* **Set problem**: Give, as a bare number, the count of lines that contain the word "close".

[Records from a dataset]

---

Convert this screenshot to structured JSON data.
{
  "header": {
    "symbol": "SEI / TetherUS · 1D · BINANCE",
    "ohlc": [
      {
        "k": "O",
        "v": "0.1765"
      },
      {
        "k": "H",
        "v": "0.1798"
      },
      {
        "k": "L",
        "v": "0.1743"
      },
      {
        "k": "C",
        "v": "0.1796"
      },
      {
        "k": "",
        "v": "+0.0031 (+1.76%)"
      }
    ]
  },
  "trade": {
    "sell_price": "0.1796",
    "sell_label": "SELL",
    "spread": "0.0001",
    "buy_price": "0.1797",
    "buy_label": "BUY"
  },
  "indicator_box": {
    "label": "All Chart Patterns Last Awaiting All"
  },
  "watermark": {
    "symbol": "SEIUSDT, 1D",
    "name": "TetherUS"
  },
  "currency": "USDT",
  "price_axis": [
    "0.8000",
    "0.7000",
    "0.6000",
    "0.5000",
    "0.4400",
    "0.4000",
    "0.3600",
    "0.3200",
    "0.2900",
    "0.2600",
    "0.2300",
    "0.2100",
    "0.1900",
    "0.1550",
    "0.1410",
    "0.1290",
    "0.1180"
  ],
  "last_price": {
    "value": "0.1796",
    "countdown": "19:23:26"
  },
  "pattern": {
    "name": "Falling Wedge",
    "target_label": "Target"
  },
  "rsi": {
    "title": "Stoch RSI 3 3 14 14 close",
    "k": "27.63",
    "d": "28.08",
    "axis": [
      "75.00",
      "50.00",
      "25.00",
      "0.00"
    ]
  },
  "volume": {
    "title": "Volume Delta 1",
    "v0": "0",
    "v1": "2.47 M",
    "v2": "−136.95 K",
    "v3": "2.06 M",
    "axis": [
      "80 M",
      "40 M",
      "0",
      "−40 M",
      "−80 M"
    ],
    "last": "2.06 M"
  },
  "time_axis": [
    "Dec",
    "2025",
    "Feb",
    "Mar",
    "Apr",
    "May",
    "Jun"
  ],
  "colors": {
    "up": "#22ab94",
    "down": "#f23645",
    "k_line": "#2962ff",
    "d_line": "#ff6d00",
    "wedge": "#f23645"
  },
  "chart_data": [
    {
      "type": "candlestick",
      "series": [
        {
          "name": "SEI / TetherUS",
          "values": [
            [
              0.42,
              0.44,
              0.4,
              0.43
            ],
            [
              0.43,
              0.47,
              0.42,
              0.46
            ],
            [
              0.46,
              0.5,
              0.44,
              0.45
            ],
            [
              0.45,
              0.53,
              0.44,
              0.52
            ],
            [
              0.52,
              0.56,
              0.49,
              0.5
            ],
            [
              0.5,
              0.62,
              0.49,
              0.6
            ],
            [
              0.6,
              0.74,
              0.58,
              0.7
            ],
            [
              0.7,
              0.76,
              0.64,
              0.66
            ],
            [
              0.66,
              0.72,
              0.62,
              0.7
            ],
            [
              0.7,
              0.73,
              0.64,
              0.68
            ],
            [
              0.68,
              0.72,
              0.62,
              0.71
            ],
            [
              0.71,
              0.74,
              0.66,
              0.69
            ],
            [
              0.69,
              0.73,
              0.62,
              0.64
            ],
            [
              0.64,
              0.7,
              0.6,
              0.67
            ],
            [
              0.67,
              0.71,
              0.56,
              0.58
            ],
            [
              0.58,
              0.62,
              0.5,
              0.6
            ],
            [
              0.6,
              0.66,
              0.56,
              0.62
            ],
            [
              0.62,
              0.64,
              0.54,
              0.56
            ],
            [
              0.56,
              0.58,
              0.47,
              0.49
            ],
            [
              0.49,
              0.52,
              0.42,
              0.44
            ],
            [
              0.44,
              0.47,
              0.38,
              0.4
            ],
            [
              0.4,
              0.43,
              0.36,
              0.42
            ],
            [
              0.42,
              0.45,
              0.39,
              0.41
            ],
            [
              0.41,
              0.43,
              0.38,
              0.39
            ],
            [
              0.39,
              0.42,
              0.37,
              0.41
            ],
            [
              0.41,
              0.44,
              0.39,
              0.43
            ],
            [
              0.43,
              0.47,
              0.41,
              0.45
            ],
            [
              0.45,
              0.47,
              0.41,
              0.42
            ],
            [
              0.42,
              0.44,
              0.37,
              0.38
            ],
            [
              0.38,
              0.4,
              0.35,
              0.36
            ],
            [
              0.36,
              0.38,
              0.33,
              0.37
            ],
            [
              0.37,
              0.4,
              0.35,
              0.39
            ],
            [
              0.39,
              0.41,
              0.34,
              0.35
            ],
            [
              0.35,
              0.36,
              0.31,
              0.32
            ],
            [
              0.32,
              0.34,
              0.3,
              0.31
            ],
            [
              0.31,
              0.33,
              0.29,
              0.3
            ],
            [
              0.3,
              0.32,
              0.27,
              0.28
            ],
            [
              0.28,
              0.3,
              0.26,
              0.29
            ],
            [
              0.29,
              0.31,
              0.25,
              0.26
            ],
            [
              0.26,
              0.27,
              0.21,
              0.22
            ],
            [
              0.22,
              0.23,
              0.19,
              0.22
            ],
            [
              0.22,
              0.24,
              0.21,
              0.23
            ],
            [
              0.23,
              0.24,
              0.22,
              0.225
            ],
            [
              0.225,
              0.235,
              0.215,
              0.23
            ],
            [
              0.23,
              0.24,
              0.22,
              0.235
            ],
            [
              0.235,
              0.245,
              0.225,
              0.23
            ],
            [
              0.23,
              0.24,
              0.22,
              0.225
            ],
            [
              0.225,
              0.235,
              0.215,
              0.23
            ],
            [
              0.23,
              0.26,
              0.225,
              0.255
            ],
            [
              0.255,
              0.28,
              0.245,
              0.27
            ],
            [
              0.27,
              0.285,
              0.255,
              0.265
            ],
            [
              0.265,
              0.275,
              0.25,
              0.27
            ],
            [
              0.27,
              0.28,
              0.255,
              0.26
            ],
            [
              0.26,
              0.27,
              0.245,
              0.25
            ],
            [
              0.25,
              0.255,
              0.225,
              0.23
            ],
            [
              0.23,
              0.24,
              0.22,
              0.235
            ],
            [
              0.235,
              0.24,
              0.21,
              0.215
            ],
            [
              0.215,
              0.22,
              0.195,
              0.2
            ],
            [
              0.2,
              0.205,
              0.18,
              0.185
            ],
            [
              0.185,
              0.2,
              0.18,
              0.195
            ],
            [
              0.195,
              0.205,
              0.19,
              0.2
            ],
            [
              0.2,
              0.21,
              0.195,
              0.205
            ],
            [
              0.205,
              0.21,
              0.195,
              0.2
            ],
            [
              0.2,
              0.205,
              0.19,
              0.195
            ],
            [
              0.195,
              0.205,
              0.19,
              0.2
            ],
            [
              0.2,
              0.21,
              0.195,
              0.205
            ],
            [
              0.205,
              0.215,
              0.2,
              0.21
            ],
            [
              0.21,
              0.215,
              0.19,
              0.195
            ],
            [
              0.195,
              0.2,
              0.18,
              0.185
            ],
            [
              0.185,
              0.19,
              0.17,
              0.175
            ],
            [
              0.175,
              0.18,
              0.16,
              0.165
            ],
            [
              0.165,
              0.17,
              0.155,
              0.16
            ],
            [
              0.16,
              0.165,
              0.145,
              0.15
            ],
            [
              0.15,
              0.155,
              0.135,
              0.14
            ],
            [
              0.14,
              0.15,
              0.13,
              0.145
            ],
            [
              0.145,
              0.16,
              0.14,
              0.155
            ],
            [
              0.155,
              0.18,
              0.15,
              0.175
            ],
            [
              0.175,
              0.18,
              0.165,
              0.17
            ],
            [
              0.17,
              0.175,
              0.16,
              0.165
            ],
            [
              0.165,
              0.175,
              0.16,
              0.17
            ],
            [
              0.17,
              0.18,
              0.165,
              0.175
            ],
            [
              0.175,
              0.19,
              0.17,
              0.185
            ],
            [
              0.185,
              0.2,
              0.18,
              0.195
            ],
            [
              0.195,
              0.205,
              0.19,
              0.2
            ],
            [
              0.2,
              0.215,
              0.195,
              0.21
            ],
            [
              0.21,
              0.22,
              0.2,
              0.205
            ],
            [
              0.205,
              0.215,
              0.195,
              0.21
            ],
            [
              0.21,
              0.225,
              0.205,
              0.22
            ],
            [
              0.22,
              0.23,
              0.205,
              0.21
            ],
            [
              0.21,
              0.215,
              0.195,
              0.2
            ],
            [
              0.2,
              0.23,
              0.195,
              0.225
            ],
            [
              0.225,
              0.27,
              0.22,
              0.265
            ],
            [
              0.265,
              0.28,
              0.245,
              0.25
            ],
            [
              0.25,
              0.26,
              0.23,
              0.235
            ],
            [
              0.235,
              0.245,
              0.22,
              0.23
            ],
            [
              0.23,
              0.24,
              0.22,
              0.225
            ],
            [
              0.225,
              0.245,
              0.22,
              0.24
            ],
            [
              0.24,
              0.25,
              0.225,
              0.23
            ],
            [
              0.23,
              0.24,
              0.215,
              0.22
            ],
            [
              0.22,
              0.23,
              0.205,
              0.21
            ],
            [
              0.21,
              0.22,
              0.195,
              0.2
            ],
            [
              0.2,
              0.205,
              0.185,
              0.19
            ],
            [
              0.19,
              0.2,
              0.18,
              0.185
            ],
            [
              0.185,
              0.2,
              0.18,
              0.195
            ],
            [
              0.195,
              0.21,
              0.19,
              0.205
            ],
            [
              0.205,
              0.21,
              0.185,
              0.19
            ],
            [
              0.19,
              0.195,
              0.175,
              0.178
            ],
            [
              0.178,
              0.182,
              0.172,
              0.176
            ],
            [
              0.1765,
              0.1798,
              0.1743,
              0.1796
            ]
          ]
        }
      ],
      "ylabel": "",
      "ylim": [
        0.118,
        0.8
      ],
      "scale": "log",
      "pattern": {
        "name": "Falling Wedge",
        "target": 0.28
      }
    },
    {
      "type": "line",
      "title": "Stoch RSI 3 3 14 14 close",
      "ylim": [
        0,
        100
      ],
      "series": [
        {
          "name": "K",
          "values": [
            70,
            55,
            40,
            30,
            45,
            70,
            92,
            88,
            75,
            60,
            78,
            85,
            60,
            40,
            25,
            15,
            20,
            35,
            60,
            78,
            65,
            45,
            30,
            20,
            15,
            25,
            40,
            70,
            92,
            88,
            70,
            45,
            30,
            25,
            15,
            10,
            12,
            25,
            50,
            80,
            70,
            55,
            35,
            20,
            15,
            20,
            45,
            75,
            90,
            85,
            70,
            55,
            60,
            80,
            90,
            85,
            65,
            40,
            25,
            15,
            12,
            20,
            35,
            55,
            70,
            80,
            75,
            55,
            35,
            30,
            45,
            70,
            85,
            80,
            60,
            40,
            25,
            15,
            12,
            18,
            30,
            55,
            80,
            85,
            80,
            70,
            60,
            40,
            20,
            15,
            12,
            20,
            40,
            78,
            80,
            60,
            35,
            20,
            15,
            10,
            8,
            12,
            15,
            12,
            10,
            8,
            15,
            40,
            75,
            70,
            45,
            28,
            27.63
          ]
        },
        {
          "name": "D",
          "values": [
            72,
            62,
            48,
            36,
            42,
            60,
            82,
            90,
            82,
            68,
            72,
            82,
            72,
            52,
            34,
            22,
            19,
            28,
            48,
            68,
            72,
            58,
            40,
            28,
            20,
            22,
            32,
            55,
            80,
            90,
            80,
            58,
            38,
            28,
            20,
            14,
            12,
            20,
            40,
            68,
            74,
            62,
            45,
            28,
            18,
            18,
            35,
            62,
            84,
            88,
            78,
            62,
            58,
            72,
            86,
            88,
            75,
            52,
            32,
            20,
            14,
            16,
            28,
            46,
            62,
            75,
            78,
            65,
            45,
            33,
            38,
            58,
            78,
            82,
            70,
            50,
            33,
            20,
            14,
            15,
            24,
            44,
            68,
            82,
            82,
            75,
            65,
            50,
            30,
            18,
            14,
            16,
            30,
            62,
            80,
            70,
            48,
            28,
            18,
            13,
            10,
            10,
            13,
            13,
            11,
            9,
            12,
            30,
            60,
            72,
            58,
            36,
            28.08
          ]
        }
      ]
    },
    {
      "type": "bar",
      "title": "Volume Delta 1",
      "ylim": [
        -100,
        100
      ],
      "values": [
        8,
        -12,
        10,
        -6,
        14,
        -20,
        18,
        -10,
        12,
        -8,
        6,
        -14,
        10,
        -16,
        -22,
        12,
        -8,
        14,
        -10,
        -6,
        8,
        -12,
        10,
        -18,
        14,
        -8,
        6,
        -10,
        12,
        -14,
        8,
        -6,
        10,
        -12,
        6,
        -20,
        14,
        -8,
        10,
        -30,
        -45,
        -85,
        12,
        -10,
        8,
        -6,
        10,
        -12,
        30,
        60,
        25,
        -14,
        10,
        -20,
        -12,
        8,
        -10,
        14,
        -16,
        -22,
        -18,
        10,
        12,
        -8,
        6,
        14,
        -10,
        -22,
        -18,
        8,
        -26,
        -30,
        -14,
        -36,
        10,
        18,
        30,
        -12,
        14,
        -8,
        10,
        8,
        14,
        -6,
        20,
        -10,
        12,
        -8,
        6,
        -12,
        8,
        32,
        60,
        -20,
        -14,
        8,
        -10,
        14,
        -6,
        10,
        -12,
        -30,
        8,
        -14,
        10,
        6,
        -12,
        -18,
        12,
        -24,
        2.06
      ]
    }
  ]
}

---

* **Solution for this exercise**: 2